## STATED EXERCISE
Quote every line as written. Omit pictures.

# DATA TO PROCESS start

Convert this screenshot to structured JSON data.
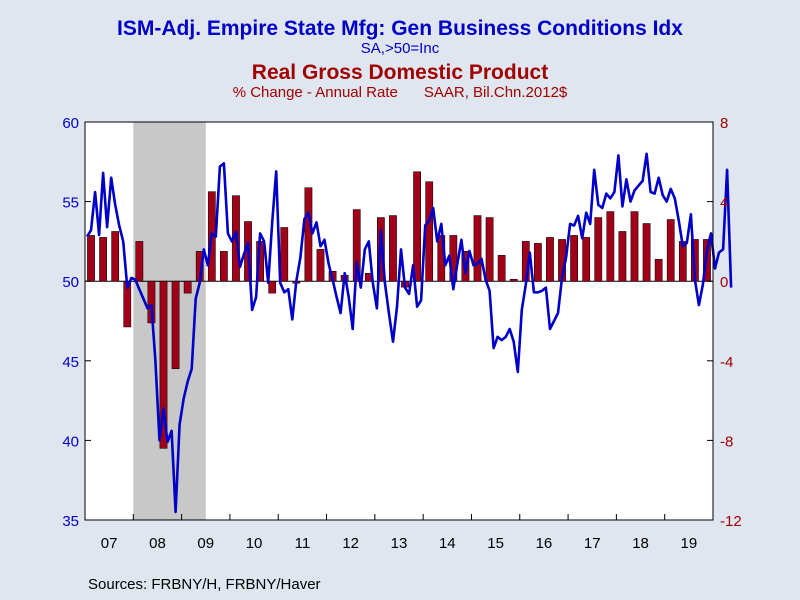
{
  "colors": {
    "blue": "#0000c8",
    "red": "#a00000",
    "bar_fill": "#a00018",
    "recession": "#c8c8c8",
    "plot_bg": "#ffffff",
    "page_bg": "#dfe6ef"
  },
  "header": {
    "title": "ISM-Adj. Empire State Mfg: Gen Business Conditions Idx",
    "title_subtitle": "SA,>50=Inc",
    "title2": "Real Gross Domestic Product",
    "title2_subtitle_left": "% Change - Annual Rate",
    "title2_subtitle_right": "SAAR, Bil.Chn.2012$"
  },
  "footer": {
    "source": "Sources:  FRBNY/H, FRBNY/Haver"
  },
  "chart_data": {
    "type": "bar+line",
    "x_labels": [
      "07",
      "08",
      "09",
      "10",
      "11",
      "12",
      "13",
      "14",
      "15",
      "16",
      "17",
      "18",
      "19"
    ],
    "x_range": [
      2007.0,
      2020.0
    ],
    "left_axis": {
      "range": [
        35,
        60
      ],
      "ticks": [
        "35",
        "40",
        "45",
        "50",
        "55",
        "60"
      ]
    },
    "right_axis": {
      "range": [
        -12,
        8
      ],
      "ticks": [
        "-12",
        "-8",
        "-4",
        "0",
        "4",
        "8"
      ]
    },
    "recession": {
      "start": "2007-12",
      "end": "2009-06",
      "range": [
        2008.0,
        2009.5
      ]
    },
    "series": [
      {
        "name": "ISM-Adj. Empire State Mfg: Gen Business Conditions Idx",
        "kind": "line",
        "axis": "left",
        "start": "2007-01",
        "frequency": "monthly",
        "values": [
          52.8,
          53.2,
          55.6,
          52.9,
          56.8,
          53.4,
          56.5,
          54.8,
          53.5,
          52.5,
          49.6,
          50.2,
          50.1,
          49.5,
          48.9,
          48.3,
          48.5,
          45.0,
          40.0,
          42.0,
          39.9,
          40.6,
          35.5,
          41.0,
          42.6,
          43.7,
          44.5,
          48.9,
          49.9,
          52.0,
          51.0,
          53.0,
          52.8,
          57.2,
          57.4,
          53.0,
          52.5,
          53.1,
          50.9,
          51.7,
          52.4,
          48.2,
          49.0,
          53.0,
          52.5,
          49.9,
          53.7,
          56.9,
          49.9,
          49.3,
          49.5,
          47.6,
          50.0,
          51.5,
          53.9,
          54.3,
          53.0,
          53.7,
          52.2,
          52.6,
          51.1,
          50.1,
          49.0,
          48.0,
          50.5,
          49.0,
          47.0,
          51.2,
          49.6,
          52.0,
          52.5,
          49.9,
          48.3,
          53.2,
          49.9,
          48.0,
          46.2,
          48.4,
          52.0,
          49.6,
          49.2,
          51.0,
          48.4,
          48.8,
          53.5,
          53.8,
          54.6,
          52.5,
          53.6,
          51.0,
          51.6,
          49.5,
          51.1,
          52.6,
          50.5,
          51.9,
          51.0,
          51.1,
          51.4,
          50.1,
          49.4,
          45.8,
          46.5,
          46.3,
          46.5,
          47.0,
          46.2,
          44.3,
          48.2,
          49.8,
          51.8,
          49.3,
          49.3,
          49.4,
          49.6,
          47.0,
          47.5,
          48.0,
          50.2,
          51.5,
          53.6,
          53.5,
          54.1,
          52.7,
          54.3,
          53.6,
          57.0,
          54.8,
          54.6,
          55.5,
          55.2,
          55.6,
          57.9,
          54.7,
          56.4,
          55.0,
          55.7,
          56.0,
          56.3,
          58.0,
          55.6,
          55.5,
          56.5,
          55.4,
          55.0,
          55.8,
          55.2,
          53.8,
          52.2,
          52.4,
          54.2,
          50.1,
          48.5,
          49.8,
          52.0,
          53.0,
          50.8,
          51.8,
          52.0,
          57.0,
          49.6
        ]
      },
      {
        "name": "Real Gross Domestic Product",
        "kind": "bar",
        "axis": "right",
        "start": "2007-Q1",
        "frequency": "quarterly",
        "values": [
          2.3,
          2.2,
          2.5,
          -2.3,
          2.0,
          -2.1,
          -8.4,
          -4.4,
          -0.6,
          1.5,
          4.5,
          1.5,
          4.3,
          3.0,
          2.0,
          -0.6,
          2.7,
          -0.1,
          4.7,
          1.6,
          0.5,
          0.3,
          3.6,
          0.4,
          3.2,
          3.3,
          -0.3,
          5.5,
          5.0,
          2.3,
          2.3,
          1.5,
          3.3,
          3.2,
          1.3,
          0.1,
          2.0,
          1.9,
          2.2,
          2.1,
          2.3,
          2.2,
          3.2,
          3.5,
          2.5,
          3.5,
          2.9,
          1.1,
          3.1,
          2.0,
          2.1,
          2.1
        ]
      }
    ],
    "grid": false
  }
}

# DATA TO PROCESS end

## SOLUTION TO THIS PROBLEM
Convert this screenshot to structured JSON data.
{
  "colors": {
    "blue": "#0000c8",
    "red": "#a00000",
    "bar_fill": "#a00018",
    "recession": "#c8c8c8",
    "plot_bg": "#ffffff",
    "page_bg": "#dfe6ef"
  },
  "header": {
    "title": "ISM-Adj. Empire State Mfg: Gen Business Conditions Idx",
    "title_subtitle": "SA,>50=Inc",
    "title2": "Real Gross Domestic Product",
    "title2_subtitle_left": "% Change - Annual Rate",
    "title2_subtitle_right": "SAAR, Bil.Chn.2012$"
  },
  "footer": {
    "source": "Sources:  FRBNY/H, FRBNY/Haver"
  },
  "chart_data": {
    "type": "bar+line",
    "x_labels": [
      "07",
      "08",
      "09",
      "10",
      "11",
      "12",
      "13",
      "14",
      "15",
      "16",
      "17",
      "18",
      "19"
    ],
    "x_range": [
      2007.0,
      2020.0
    ],
    "left_axis": {
      "range": [
        35,
        60
      ],
      "ticks": [
        "35",
        "40",
        "45",
        "50",
        "55",
        "60"
      ]
    },
    "right_axis": {
      "range": [
        -12,
        8
      ],
      "ticks": [
        "-12",
        "-8",
        "-4",
        "0",
        "4",
        "8"
      ]
    },
    "recession": {
      "start": "2007-12",
      "end": "2009-06",
      "range": [
        2008.0,
        2009.5
      ]
    },
    "series": [
      {
        "name": "ISM-Adj. Empire State Mfg: Gen Business Conditions Idx",
        "kind": "line",
        "axis": "left",
        "start": "2007-01",
        "frequency": "monthly",
        "values": [
          52.8,
          53.2,
          55.6,
          52.9,
          56.8,
          53.4,
          56.5,
          54.8,
          53.5,
          52.5,
          49.6,
          50.2,
          50.1,
          49.5,
          48.9,
          48.3,
          48.5,
          45.0,
          40.0,
          42.0,
          39.9,
          40.6,
          35.5,
          41.0,
          42.6,
          43.7,
          44.5,
          48.9,
          49.9,
          52.0,
          51.0,
          53.0,
          52.8,
          57.2,
          57.4,
          53.0,
          52.5,
          53.1,
          50.9,
          51.7,
          52.4,
          48.2,
          49.0,
          53.0,
          52.5,
          49.9,
          53.7,
          56.9,
          49.9,
          49.3,
          49.5,
          47.6,
          50.0,
          51.5,
          53.9,
          54.3,
          53.0,
          53.7,
          52.2,
          52.6,
          51.1,
          50.1,
          49.0,
          48.0,
          50.5,
          49.0,
          47.0,
          51.2,
          49.6,
          52.0,
          52.5,
          49.9,
          48.3,
          53.2,
          49.9,
          48.0,
          46.2,
          48.4,
          52.0,
          49.6,
          49.2,
          51.0,
          48.4,
          48.8,
          53.5,
          53.8,
          54.6,
          52.5,
          53.6,
          51.0,
          51.6,
          49.5,
          51.1,
          52.6,
          50.5,
          51.9,
          51.0,
          51.1,
          51.4,
          50.1,
          49.4,
          45.8,
          46.5,
          46.3,
          46.5,
          47.0,
          46.2,
          44.3,
          48.2,
          49.8,
          51.8,
          49.3,
          49.3,
          49.4,
          49.6,
          47.0,
          47.5,
          48.0,
          50.2,
          51.5,
          53.6,
          53.5,
          54.1,
          52.7,
          54.3,
          53.6,
          57.0,
          54.8,
          54.6,
          55.5,
          55.2,
          55.6,
          57.9,
          54.7,
          56.4,
          55.0,
          55.7,
          56.0,
          56.3,
          58.0,
          55.6,
          55.5,
          56.5,
          55.4,
          55.0,
          55.8,
          55.2,
          53.8,
          52.2,
          52.4,
          54.2,
          50.1,
          48.5,
          49.8,
          52.0,
          53.0,
          50.8,
          51.8,
          52.0,
          57.0,
          49.6
        ]
      },
      {
        "name": "Real Gross Domestic Product",
        "kind": "bar",
        "axis": "right",
        "start": "2007-Q1",
        "frequency": "quarterly",
        "values": [
          2.3,
          2.2,
          2.5,
          -2.3,
          2.0,
          -2.1,
          -8.4,
          -4.4,
          -0.6,
          1.5,
          4.5,
          1.5,
          4.3,
          3.0,
          2.0,
          -0.6,
          2.7,
          -0.1,
          4.7,
          1.6,
          0.5,
          0.3,
          3.6,
          0.4,
          3.2,
          3.3,
          -0.3,
          5.5,
          5.0,
          2.3,
          2.3,
          1.5,
          3.3,
          3.2,
          1.3,
          0.1,
          2.0,
          1.9,
          2.2,
          2.1,
          2.3,
          2.2,
          3.2,
          3.5,
          2.5,
          3.5,
          2.9,
          1.1,
          3.1,
          2.0,
          2.1,
          2.1
        ]
      }
    ],
    "grid": false
  }
}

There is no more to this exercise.